------ SOURCE DOCUMENT

Business travelers visiting town at the time could choose from the Arlington Hotel (northeast corner of First Street and First Avenue), the Baldwin House (314 South Main), Hotel Hammond (southwest corner of Main and Boston), Union Hotel (northeast corner of First Street and Second Avenue), and Hotel Richardson (northwest corner of Broadway and Second Street).

Perhaps of more concern than plumbing and lighting was the issue of fire safety. The antiquated hotels were framed with wood and had a limited number of exits. A case in point was the Hotel Richardson, which caught fire on June 9, 1904, and was severely damaged — the fourth time in recent years that fire had struck the hotel once visited by Lincoln and Douglas. One of its owners, Chauncey DeWitt Hardin, told the press that he was favorable to supporting a growing initiative among local businessmen to construct a modern fireproof hotel in downtown Monmouth.

------------

◆ REQUIRED TASK ◆
Copy out the passage about Monmouth's old hotels and fire safety word for word, in full.

------ STORED DATA

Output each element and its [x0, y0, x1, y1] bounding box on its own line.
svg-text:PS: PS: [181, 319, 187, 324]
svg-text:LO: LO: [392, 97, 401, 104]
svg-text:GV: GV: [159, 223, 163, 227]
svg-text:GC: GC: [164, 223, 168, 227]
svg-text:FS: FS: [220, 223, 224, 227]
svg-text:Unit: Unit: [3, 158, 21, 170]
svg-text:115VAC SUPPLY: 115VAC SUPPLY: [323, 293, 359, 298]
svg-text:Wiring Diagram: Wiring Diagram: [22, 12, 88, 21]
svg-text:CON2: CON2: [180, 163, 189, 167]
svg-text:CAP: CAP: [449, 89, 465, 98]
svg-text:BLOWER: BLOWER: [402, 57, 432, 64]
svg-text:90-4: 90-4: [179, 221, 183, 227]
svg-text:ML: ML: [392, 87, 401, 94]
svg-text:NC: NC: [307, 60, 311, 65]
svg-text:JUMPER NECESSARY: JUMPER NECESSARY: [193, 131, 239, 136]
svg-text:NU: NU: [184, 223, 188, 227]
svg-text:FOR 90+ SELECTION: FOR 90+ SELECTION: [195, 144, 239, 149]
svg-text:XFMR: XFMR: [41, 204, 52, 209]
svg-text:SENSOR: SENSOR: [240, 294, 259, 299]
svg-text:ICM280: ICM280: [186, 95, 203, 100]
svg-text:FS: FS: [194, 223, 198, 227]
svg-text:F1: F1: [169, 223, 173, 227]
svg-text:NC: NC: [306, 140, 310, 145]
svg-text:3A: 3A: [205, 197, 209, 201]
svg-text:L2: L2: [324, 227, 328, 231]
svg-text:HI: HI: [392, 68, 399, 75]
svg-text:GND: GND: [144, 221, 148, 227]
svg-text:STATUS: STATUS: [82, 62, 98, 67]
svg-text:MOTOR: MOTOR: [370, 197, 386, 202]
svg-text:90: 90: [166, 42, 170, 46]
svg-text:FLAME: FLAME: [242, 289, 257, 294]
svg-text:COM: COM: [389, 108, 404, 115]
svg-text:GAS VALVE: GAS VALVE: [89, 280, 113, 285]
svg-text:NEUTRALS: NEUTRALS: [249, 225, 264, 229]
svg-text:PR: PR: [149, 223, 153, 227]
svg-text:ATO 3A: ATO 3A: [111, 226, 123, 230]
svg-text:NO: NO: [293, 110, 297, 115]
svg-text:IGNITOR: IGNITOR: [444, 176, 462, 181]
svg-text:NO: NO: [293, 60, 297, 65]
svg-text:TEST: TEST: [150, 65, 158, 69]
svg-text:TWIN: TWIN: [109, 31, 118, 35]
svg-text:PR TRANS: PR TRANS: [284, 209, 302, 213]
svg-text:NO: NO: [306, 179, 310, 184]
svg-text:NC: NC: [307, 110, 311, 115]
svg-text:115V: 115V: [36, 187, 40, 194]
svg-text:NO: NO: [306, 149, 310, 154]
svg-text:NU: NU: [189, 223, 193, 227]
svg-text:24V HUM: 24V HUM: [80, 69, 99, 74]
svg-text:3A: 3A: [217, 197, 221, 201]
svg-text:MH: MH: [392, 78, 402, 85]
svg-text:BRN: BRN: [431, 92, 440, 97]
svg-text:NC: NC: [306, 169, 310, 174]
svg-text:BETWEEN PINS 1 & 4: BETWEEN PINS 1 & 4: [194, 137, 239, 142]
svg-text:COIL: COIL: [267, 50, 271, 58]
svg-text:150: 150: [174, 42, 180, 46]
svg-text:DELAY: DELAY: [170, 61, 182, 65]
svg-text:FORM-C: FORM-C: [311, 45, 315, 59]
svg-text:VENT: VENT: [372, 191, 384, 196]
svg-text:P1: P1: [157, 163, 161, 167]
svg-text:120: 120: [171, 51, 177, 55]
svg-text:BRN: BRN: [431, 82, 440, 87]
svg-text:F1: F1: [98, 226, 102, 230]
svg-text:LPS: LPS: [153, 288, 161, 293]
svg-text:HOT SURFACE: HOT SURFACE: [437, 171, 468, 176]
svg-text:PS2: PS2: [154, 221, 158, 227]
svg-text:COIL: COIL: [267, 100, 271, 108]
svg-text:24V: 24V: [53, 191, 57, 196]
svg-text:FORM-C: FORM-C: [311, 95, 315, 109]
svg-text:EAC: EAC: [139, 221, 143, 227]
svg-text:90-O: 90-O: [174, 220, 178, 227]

------------
------ STORED DATA

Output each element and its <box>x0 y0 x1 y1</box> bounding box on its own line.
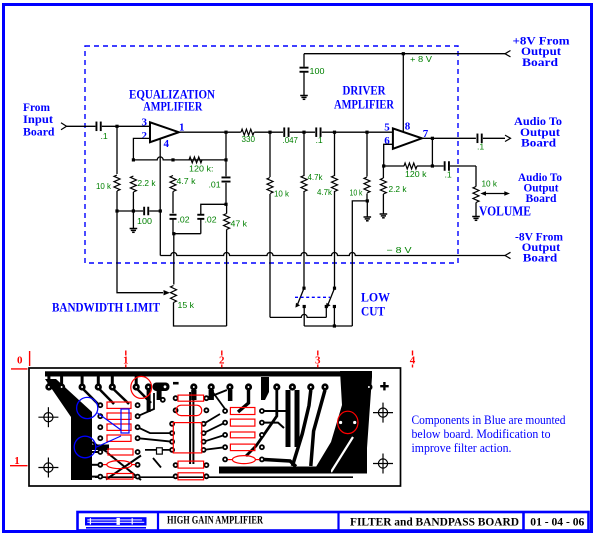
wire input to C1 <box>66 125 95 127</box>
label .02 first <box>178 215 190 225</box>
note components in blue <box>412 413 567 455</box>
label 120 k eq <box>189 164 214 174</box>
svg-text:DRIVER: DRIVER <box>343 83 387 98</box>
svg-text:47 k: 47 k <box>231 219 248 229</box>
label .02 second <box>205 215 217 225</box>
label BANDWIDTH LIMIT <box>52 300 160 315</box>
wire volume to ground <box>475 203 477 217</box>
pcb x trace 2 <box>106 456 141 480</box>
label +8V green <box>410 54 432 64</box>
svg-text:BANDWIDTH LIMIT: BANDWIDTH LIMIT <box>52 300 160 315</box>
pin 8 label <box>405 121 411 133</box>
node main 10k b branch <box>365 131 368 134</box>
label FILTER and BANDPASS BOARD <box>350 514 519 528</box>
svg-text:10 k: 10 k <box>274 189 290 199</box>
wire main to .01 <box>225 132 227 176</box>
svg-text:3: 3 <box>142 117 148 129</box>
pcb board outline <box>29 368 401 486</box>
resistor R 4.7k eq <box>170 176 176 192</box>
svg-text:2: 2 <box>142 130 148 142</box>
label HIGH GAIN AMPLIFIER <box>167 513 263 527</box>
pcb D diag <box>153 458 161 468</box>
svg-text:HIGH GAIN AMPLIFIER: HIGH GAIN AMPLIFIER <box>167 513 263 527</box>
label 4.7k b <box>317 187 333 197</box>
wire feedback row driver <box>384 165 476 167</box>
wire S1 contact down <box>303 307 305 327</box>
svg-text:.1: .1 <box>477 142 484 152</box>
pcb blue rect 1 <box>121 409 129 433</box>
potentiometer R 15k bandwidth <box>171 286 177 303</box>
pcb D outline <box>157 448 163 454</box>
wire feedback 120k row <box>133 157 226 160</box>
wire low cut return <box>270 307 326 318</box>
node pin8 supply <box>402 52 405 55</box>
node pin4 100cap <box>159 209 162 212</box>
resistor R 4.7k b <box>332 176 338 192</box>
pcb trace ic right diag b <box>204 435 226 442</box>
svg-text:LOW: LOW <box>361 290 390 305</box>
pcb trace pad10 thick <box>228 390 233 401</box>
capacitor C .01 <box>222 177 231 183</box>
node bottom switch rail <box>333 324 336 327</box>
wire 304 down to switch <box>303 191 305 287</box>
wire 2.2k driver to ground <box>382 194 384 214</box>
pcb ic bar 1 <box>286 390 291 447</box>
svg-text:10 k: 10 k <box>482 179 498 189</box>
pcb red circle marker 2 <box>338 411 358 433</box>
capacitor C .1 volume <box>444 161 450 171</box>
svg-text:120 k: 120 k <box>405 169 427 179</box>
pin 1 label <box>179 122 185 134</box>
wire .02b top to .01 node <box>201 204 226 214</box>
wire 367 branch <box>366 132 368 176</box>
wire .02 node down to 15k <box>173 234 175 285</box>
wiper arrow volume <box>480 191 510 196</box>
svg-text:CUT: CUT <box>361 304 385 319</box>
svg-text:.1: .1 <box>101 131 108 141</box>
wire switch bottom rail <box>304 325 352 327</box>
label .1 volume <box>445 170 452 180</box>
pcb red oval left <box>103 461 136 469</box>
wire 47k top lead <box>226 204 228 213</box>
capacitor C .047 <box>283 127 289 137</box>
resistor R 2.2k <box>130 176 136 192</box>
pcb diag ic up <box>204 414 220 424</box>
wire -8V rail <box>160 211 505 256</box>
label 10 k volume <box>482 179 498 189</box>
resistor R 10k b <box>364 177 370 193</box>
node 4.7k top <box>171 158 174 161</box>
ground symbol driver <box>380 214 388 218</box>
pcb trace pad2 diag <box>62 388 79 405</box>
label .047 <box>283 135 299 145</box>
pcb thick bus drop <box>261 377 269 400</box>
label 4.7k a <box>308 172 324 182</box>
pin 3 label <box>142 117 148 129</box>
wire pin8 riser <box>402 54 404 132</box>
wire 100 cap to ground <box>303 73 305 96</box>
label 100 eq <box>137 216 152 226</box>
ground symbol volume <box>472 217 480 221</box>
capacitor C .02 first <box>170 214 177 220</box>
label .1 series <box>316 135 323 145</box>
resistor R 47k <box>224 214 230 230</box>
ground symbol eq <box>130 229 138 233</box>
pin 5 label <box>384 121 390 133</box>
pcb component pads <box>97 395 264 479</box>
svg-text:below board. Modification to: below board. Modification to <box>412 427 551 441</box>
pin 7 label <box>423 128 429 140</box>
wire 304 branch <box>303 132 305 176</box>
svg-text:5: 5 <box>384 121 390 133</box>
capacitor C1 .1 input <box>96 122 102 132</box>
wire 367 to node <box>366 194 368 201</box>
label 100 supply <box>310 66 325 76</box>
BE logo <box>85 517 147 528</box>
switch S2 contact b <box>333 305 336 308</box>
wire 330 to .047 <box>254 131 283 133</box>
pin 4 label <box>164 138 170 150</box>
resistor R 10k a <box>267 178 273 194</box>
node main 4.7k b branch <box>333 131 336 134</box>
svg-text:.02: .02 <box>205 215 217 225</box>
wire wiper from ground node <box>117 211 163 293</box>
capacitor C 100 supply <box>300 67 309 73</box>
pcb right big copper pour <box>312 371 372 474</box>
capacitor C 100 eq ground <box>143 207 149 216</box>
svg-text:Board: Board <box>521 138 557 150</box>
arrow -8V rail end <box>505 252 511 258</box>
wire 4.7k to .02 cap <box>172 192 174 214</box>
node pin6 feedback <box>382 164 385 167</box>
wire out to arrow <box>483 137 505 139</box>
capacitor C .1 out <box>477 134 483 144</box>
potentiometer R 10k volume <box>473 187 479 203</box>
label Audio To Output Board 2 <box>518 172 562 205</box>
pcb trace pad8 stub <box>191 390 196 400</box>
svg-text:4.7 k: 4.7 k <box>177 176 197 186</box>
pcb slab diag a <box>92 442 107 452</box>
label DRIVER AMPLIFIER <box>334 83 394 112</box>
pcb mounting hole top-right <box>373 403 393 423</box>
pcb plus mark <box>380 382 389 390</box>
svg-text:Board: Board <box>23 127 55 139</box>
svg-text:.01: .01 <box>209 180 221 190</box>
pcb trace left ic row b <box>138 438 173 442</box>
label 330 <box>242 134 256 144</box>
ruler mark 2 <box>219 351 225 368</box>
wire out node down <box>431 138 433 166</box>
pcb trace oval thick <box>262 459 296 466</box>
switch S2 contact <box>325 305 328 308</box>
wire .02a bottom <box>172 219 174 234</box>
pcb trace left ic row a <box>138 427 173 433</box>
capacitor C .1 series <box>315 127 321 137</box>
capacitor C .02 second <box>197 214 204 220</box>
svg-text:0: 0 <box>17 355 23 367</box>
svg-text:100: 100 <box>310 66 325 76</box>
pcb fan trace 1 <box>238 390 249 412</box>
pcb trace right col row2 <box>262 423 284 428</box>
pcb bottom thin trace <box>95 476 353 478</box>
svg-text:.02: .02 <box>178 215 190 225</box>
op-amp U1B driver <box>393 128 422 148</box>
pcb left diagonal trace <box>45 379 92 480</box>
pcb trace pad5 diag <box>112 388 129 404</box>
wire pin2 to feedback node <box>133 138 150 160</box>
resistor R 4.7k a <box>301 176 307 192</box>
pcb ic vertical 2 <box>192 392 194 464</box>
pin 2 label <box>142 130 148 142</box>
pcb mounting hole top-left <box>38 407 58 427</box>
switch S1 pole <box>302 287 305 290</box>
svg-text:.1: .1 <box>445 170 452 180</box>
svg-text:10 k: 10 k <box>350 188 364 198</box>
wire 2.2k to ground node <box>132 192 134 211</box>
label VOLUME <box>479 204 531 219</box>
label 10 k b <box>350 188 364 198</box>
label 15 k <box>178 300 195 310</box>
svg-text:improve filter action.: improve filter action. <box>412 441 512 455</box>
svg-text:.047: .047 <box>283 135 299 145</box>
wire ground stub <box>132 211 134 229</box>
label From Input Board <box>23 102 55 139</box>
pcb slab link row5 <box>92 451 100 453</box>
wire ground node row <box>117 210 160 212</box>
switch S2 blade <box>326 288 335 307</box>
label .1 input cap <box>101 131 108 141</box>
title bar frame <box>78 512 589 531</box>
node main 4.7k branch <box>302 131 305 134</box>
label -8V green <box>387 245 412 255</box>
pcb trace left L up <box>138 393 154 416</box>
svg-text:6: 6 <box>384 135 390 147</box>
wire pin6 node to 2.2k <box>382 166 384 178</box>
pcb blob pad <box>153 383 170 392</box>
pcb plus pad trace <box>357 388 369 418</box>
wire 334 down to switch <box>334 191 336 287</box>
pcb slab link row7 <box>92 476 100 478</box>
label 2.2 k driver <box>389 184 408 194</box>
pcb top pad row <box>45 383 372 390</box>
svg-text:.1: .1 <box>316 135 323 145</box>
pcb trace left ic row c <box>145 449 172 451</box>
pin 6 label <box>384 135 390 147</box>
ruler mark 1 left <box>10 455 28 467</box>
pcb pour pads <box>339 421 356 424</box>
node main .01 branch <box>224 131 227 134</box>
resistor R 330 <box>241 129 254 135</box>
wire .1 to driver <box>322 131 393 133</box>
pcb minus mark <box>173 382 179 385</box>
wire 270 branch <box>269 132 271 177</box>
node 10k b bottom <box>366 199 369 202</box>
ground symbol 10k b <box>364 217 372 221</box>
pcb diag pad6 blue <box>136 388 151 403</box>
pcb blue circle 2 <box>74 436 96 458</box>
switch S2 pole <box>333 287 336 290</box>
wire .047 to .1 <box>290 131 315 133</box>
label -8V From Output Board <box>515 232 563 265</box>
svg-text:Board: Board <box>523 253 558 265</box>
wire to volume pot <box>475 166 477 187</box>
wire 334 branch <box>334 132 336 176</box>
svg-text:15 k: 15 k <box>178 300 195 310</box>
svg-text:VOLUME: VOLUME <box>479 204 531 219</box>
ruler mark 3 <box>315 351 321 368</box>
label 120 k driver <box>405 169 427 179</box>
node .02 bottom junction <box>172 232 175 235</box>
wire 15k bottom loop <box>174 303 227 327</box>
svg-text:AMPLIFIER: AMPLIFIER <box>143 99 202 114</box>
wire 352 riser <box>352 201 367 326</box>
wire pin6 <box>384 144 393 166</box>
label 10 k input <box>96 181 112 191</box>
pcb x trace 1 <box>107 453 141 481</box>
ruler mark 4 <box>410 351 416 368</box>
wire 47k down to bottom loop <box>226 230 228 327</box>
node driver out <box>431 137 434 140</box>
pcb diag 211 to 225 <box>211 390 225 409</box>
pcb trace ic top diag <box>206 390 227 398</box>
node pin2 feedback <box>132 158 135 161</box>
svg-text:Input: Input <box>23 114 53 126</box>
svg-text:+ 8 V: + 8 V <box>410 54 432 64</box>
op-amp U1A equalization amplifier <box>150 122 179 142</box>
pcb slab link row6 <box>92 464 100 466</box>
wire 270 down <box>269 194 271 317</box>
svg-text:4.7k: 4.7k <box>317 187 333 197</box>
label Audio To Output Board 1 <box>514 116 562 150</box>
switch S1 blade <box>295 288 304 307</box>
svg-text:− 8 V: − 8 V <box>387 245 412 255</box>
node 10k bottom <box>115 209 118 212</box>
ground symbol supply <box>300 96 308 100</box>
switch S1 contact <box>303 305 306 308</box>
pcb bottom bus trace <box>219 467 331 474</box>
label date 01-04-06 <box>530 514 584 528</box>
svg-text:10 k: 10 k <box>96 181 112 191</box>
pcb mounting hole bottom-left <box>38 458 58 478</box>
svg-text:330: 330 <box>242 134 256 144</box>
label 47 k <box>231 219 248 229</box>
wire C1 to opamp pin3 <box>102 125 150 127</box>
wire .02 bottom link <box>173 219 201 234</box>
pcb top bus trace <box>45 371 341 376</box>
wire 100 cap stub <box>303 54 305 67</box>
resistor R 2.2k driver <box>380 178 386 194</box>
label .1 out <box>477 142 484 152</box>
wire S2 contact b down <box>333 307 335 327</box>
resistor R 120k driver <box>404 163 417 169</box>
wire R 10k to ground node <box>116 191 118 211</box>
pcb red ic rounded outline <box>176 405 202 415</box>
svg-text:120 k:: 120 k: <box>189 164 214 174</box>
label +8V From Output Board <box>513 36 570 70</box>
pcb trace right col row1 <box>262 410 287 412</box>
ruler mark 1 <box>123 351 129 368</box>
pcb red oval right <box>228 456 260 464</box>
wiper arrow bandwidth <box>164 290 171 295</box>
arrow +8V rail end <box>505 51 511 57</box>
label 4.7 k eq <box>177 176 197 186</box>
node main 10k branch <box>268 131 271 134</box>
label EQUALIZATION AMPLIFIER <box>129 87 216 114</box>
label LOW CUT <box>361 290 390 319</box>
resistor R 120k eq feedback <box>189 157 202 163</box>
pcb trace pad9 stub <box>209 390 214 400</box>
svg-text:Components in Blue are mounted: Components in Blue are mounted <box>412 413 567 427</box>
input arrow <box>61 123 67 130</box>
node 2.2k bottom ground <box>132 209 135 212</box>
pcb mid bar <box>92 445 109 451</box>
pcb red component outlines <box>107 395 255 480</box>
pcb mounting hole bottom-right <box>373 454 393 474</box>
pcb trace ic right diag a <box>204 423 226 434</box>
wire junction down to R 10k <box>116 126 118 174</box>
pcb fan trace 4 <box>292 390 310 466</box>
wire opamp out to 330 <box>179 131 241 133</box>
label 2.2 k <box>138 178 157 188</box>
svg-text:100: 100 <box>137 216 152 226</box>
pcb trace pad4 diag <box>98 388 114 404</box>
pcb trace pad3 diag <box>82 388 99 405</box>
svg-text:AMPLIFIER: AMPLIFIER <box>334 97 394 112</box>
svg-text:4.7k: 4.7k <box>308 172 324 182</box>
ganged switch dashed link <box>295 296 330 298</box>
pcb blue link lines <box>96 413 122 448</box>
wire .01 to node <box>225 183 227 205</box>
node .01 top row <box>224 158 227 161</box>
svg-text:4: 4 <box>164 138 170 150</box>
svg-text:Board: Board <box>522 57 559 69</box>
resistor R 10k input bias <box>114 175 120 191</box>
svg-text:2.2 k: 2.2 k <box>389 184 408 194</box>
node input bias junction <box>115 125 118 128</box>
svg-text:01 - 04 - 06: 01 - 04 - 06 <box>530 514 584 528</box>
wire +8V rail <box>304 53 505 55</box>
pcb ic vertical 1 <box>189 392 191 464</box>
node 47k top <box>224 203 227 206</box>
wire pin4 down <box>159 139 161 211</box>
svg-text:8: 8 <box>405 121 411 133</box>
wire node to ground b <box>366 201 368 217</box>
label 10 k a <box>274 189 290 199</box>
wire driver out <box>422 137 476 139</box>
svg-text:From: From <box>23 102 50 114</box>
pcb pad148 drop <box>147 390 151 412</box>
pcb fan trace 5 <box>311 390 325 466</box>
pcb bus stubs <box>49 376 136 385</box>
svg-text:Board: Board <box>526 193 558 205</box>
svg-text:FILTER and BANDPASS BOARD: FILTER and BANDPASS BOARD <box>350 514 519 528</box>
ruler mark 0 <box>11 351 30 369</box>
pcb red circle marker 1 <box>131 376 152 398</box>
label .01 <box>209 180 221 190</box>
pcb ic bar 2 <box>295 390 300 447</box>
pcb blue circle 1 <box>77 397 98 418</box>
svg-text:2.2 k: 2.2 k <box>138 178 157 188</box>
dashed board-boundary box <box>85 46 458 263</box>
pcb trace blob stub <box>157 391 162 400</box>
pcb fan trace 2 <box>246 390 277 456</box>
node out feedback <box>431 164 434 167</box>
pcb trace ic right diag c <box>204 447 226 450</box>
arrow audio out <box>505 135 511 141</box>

------------

◆ COMPLETE OUTPUT ◆
Business travelers visiting town at the time could choose from the Arlington Hotel (northeast corner of First Street and First Avenue), the Baldwin House (314 South Main), Hotel Hammond (southwest corner of Main and Boston), Union Hotel (northeast corner of First Street and Second Avenue), and Hotel Richardson (northwest corner of Broadway and Second Street).

Perhaps of more concern than plumbing and lighting was the issue of fire safety. The antiquated hotels were framed with wood and had a limited number of exits. A case in point was the Hotel Richardson, which caught fire on June 9, 1904, and was severely damaged — the fourth time in recent years that fire had struck the hotel once visited by Lincoln and Douglas. One of its owners, Chauncey DeWitt Hardin, told the press that he was favorable to supporting a growing initiative among local businessmen to construct a modern fireproof hotel in downtown Monmouth.